**Required work**
Of the lines in this listing, how many contain the word "JSON"? Give the number and nothing else.

====== Supplied material ======

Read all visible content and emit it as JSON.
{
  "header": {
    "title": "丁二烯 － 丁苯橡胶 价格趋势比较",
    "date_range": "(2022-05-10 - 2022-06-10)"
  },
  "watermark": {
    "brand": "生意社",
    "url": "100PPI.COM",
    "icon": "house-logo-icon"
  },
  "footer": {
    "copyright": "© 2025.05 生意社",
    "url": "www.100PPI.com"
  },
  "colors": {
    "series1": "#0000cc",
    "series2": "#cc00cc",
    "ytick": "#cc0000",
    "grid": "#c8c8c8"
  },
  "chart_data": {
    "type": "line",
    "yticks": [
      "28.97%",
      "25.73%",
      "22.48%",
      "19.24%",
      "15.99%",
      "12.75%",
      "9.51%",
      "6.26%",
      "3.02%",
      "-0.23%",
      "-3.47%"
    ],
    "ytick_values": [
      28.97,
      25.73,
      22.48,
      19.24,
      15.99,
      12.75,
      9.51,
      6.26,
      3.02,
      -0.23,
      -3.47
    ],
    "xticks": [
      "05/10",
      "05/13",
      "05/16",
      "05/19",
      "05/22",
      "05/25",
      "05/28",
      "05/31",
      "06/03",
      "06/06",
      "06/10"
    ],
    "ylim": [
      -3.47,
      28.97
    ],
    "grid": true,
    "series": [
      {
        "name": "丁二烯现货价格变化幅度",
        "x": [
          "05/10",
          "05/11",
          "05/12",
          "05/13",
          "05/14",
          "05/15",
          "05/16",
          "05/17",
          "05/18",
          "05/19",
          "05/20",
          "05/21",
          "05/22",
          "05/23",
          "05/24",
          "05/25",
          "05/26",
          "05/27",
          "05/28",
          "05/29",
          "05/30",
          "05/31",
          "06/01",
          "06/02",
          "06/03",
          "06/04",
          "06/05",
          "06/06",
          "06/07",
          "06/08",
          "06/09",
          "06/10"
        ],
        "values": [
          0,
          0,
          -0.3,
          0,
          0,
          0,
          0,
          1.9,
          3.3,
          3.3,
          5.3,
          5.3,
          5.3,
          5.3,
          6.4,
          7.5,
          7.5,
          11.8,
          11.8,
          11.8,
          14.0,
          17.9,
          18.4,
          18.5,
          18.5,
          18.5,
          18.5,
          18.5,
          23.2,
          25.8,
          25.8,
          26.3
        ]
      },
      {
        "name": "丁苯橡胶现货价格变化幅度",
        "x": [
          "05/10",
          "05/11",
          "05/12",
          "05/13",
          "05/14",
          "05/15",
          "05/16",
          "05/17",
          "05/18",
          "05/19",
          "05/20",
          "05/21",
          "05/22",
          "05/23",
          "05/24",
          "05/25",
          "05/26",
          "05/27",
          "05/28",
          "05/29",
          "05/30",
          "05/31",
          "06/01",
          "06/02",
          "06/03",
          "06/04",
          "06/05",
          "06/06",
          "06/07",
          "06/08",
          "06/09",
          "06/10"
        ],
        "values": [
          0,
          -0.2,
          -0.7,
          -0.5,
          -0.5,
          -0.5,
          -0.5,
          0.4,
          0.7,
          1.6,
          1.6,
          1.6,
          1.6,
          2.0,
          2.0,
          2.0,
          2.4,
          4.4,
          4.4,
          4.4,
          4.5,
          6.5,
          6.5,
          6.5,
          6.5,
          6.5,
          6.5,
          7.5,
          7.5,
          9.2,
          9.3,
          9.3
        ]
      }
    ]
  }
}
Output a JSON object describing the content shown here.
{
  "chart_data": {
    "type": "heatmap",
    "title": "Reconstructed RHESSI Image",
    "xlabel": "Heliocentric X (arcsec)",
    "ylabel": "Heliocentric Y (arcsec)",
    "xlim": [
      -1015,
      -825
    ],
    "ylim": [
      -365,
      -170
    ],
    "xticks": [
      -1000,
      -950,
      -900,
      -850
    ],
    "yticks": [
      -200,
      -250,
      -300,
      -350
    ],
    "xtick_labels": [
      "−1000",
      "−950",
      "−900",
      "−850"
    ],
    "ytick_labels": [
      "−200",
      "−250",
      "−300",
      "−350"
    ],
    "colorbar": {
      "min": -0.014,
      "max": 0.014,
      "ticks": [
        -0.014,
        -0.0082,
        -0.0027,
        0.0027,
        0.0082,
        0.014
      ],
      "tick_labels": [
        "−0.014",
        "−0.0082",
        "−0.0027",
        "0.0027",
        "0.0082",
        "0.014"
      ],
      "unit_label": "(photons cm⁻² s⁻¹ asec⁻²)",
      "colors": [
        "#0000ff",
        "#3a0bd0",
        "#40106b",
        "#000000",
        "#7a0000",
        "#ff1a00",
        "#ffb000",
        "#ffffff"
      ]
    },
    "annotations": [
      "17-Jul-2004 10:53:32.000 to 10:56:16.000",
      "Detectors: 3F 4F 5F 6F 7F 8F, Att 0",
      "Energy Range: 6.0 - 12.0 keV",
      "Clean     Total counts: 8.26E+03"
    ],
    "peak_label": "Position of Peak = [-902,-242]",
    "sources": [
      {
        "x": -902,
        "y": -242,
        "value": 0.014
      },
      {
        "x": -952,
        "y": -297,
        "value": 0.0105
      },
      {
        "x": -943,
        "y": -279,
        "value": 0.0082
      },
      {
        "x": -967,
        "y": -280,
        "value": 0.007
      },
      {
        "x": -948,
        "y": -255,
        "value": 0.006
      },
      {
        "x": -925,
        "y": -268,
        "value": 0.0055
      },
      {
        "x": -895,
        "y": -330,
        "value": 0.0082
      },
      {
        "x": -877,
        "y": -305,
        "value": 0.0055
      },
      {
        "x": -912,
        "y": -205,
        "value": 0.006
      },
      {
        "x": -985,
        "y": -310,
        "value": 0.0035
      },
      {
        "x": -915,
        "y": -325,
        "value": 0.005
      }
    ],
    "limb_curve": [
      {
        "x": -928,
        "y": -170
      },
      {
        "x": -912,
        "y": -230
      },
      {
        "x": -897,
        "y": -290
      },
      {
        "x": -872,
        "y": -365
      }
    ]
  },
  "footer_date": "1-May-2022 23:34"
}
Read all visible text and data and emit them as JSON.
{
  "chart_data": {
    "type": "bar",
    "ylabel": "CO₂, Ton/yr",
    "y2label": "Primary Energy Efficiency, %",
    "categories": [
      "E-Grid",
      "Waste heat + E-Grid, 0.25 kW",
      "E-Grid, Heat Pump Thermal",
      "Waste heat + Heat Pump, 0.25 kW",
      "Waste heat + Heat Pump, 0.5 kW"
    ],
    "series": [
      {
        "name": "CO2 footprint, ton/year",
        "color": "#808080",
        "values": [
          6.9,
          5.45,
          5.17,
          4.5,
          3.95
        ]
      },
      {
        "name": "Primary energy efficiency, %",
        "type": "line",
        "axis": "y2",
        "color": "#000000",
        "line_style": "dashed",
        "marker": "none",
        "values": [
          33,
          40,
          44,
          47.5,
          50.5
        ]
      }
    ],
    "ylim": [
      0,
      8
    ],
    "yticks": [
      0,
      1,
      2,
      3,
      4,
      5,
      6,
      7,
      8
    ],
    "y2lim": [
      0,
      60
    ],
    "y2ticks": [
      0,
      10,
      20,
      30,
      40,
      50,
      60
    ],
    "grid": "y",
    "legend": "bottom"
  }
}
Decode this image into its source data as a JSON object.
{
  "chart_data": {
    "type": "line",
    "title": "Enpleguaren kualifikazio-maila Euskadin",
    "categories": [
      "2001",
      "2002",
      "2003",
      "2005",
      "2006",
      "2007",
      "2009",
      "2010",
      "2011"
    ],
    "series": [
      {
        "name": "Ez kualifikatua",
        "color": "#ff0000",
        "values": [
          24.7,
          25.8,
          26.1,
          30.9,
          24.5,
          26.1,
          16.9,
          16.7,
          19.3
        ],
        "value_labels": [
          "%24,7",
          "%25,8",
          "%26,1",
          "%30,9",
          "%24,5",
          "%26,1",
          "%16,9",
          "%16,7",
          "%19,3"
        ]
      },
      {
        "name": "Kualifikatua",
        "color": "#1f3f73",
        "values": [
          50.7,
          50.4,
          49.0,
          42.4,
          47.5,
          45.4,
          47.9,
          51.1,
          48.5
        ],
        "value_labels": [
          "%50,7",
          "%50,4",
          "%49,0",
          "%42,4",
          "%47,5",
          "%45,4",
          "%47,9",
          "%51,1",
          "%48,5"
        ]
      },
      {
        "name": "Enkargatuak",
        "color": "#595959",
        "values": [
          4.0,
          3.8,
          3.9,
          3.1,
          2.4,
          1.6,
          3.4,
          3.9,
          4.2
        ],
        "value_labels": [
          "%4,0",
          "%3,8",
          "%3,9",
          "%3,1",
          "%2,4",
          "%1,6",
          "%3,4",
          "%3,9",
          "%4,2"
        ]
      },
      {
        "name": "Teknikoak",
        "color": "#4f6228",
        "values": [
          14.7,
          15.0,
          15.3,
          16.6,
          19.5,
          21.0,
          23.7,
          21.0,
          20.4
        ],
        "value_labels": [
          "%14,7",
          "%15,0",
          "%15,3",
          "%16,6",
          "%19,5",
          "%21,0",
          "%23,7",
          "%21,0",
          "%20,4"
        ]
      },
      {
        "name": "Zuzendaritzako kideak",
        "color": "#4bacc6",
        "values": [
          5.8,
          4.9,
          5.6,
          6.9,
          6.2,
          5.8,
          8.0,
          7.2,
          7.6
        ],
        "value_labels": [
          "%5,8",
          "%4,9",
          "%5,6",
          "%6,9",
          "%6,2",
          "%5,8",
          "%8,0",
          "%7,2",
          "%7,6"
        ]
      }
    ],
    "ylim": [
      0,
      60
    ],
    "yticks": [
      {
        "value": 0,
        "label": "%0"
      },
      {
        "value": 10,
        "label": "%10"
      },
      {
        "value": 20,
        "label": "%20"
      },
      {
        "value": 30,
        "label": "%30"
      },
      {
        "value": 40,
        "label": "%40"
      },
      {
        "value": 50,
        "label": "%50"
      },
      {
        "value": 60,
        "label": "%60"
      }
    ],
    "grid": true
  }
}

======

**Exercise answer**
4